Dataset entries
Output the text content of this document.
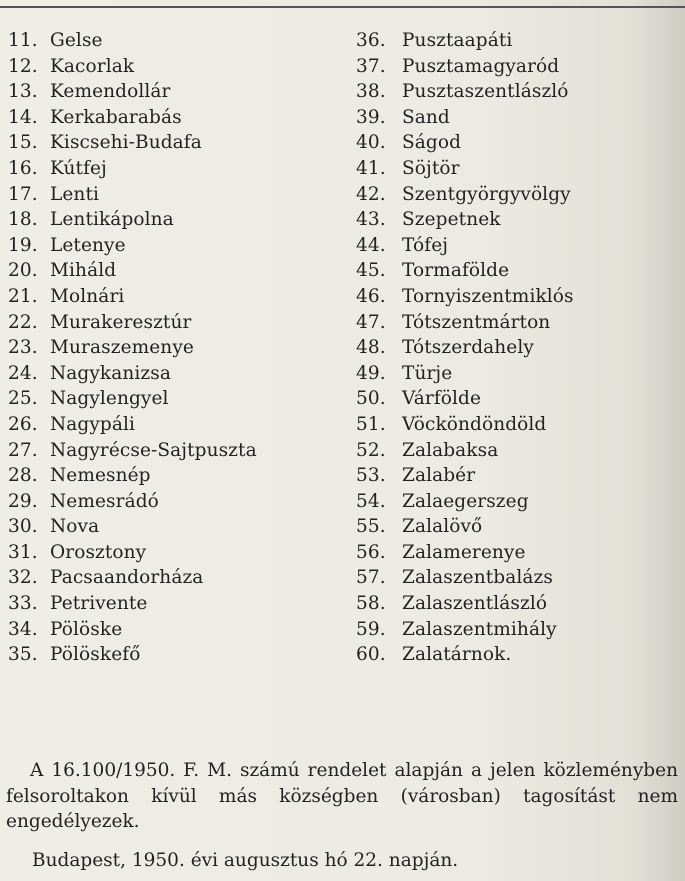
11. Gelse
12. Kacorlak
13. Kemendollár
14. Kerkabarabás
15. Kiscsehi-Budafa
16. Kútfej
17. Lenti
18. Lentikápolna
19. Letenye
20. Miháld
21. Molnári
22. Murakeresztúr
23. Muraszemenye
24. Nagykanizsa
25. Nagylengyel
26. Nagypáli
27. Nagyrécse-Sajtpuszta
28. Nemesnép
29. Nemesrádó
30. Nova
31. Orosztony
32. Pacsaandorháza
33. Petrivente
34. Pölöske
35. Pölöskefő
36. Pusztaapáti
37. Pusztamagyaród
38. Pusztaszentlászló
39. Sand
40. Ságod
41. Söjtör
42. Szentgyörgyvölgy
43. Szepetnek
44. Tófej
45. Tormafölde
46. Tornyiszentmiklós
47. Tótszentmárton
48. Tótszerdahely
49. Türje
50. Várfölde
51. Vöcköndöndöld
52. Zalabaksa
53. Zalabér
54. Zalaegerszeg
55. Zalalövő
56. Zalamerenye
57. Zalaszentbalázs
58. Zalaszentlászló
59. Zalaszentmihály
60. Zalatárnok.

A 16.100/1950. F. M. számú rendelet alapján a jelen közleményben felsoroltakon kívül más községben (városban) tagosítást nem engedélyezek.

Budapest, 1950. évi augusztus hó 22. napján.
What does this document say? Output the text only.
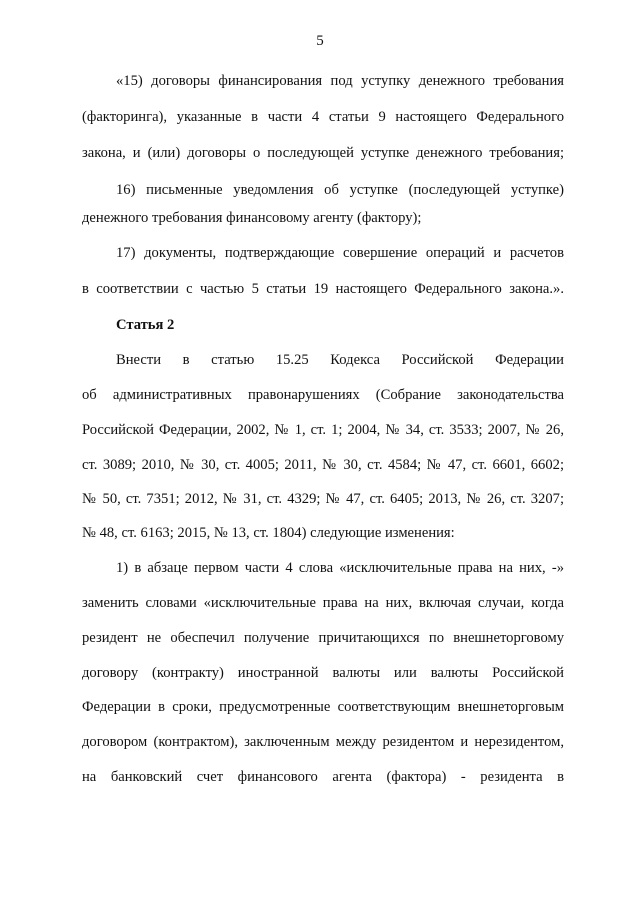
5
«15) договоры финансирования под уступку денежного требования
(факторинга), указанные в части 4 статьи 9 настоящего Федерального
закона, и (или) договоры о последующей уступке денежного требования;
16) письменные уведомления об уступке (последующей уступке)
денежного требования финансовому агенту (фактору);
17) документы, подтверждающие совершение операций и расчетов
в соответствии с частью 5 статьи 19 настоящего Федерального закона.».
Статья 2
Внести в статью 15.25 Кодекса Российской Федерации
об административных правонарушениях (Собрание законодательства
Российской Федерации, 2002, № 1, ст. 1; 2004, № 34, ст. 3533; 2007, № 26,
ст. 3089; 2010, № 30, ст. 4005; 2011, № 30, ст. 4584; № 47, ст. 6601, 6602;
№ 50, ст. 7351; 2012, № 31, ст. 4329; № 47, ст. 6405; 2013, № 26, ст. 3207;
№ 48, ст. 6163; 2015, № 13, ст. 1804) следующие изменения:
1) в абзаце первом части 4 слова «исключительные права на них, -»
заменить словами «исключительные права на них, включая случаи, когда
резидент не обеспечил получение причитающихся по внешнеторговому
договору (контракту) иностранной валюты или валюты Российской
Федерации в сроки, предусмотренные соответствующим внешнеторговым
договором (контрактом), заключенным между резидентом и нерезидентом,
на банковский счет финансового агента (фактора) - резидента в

◆ **What you should do**
Copy the listing word for word, excluding its pictures.

◆ **Correct output**
Output the text content of this document.
11. Gelse
12. Kacorlak
13. Kemendollár
14. Kerkabarabás
15. Kiscsehi-Budafa
16. Kútfej
17. Lenti
18. Lentikápolna
19. Letenye
20. Miháld
21. Molnári
22. Murakeresztúr
23. Muraszemenye
24. Nagykanizsa
25. Nagylengyel
26. Nagypáli
27. Nagyrécse-Sajtpuszta
28. Nemesnép
29. Nemesrádó
30. Nova
31. Orosztony
32. Pacsaandorháza
33. Petrivente
34. Pölöske
35. Pölöskefő
36. Pusztaapáti
37. Pusztamagyaród
38. Pusztaszentlászló
39. Sand
40. Ságod
41. Söjtör
42. Szentgyörgyvölgy
43. Szepetnek
44. Tófej
45. Tormafölde
46. Tornyiszentmiklós
47. Tótszentmárton
48. Tótszerdahely
49. Türje
50. Várfölde
51. Vöcköndöndöld
52. Zalabaksa
53. Zalabér
54. Zalaegerszeg
55. Zalalövő
56. Zalamerenye
57. Zalaszentbalázs
58. Zalaszentlászló
59. Zalaszentmihály
60. Zalatárnok.

A 16.100/1950. F. M. számú rendelet alapján a jelen közleményben felsoroltakon kívül más községben (városban) tagosítást nem engedélyezek.

Budapest, 1950. évi augusztus hó 22. napján.
What does this document say? Output the text only.
5
«15) договоры финансирования под уступку денежного требования
(факторинга), указанные в части 4 статьи 9 настоящего Федерального
закона, и (или) договоры о последующей уступке денежного требования;
16) письменные уведомления об уступке (последующей уступке)
денежного требования финансовому агенту (фактору);
17) документы, подтверждающие совершение операций и расчетов
в соответствии с частью 5 статьи 19 настоящего Федерального закона.».
Статья 2
Внести в статью 15.25 Кодекса Российской Федерации
об административных правонарушениях (Собрание законодательства
Российской Федерации, 2002, № 1, ст. 1; 2004, № 34, ст. 3533; 2007, № 26,
ст. 3089; 2010, № 30, ст. 4005; 2011, № 30, ст. 4584; № 47, ст. 6601, 6602;
№ 50, ст. 7351; 2012, № 31, ст. 4329; № 47, ст. 6405; 2013, № 26, ст. 3207;
№ 48, ст. 6163; 2015, № 13, ст. 1804) следующие изменения:
1) в абзаце первом части 4 слова «исключительные права на них, -»
заменить словами «исключительные права на них, включая случаи, когда
резидент не обеспечил получение причитающихся по внешнеторговому
договору (контракту) иностранной валюты или валюты Российской
Федерации в сроки, предусмотренные соответствующим внешнеторговым
договором (контрактом), заключенным между резидентом и нерезидентом,
на банковский счет финансового агента (фактора) - резидента в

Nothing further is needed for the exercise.